[What is being asked]:
Drop the pictures from the entries below, then reproduce the rest exactly.

Extracted records:
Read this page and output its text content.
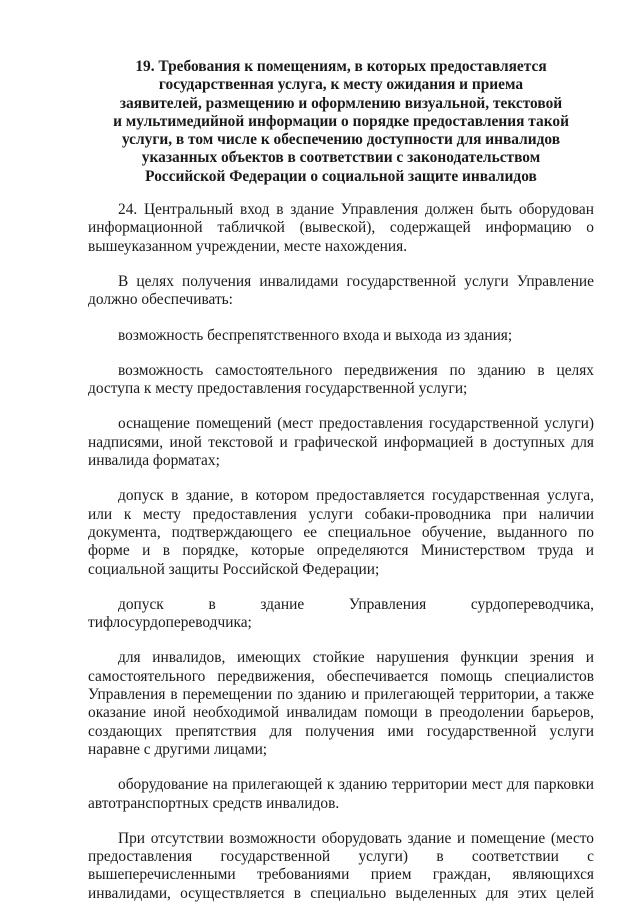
19. Требования к помещениям, в которых предоставляется
государственная услуга, к месту ожидания и приема
заявителей, размещению и оформлению визуальной, текстовой
и мультимедийной информации о порядке предоставления такой
услуги, в том числе к обеспечению доступности для инвалидов
указанных объектов в соответствии с законодательством
Российской Федерации о социальной защите инвалидов

24. Центральный вход в здание Управления должен быть оборудован информационной табличкой (вывеской), содержащей информацию о вышеуказанном учреждении, месте нахождения.

В целях получения инвалидами государственной услуги Управление должно обеспечивать:

возможность беспрепятственного входа и выхода из здания;

возможность самостоятельного передвижения по зданию в целях доступа к месту предоставления государственной услуги;

оснащение помещений (мест предоставления государственной услуги) надписями, иной текстовой и графической информацией в доступных для инвалида форматах;

допуск в здание, в котором предоставляется государственная услуга, или к месту предоставления услуги собаки-проводника при наличии документа, подтверждающего ее специальное обучение, выданного по форме и в порядке, которые определяются Министерством труда и социальной защиты Российской Федерации;

допуск в здание Управления сурдопереводчика, тифлосурдопереводчика;

для инвалидов, имеющих стойкие нарушения функции зрения и самостоятельного передвижения, обеспечивается помощь специалистов Управления в перемещении по зданию и прилегающей территории, а также оказание иной необходимой инвалидам помощи в преодолении барьеров, создающих препятствия для получения ими государственной услуги наравне с другими лицами;

оборудование на прилегающей к зданию территории мест для парковки автотранспортных средств инвалидов.

При отсутствии возможности оборудовать здание и помещение (место предоставления государственной услуги) в соответствии с вышеперечисленными требованиями прием граждан, являющихся инвалидами, осуществляется в специально выделенных для этих целей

[Solution to this problem]:
Read this page and output its text content.
19. Требования к помещениям, в которых предоставляется
государственная услуга, к месту ожидания и приема
заявителей, размещению и оформлению визуальной, текстовой
и мультимедийной информации о порядке предоставления такой
услуги, в том числе к обеспечению доступности для инвалидов
указанных объектов в соответствии с законодательством
Российской Федерации о социальной защите инвалидов

24. Центральный вход в здание Управления должен быть оборудован информационной табличкой (вывеской), содержащей информацию о вышеуказанном учреждении, месте нахождения.

В целях получения инвалидами государственной услуги Управление должно обеспечивать:

возможность беспрепятственного входа и выхода из здания;

возможность самостоятельного передвижения по зданию в целях доступа к месту предоставления государственной услуги;

оснащение помещений (мест предоставления государственной услуги) надписями, иной текстовой и графической информацией в доступных для инвалида форматах;

допуск в здание, в котором предоставляется государственная услуга, или к месту предоставления услуги собаки-проводника при наличии документа, подтверждающего ее специальное обучение, выданного по форме и в порядке, которые определяются Министерством труда и социальной защиты Российской Федерации;

допуск в здание Управления сурдопереводчика, тифлосурдопереводчика;

для инвалидов, имеющих стойкие нарушения функции зрения и самостоятельного передвижения, обеспечивается помощь специалистов Управления в перемещении по зданию и прилегающей территории, а также оказание иной необходимой инвалидам помощи в преодолении барьеров, создающих препятствия для получения ими государственной услуги наравне с другими лицами;

оборудование на прилегающей к зданию территории мест для парковки автотранспортных средств инвалидов.

При отсутствии возможности оборудовать здание и помещение (место предоставления государственной услуги) в соответствии с вышеперечисленными требованиями прием граждан, являющихся инвалидами, осуществляется в специально выделенных для этих целей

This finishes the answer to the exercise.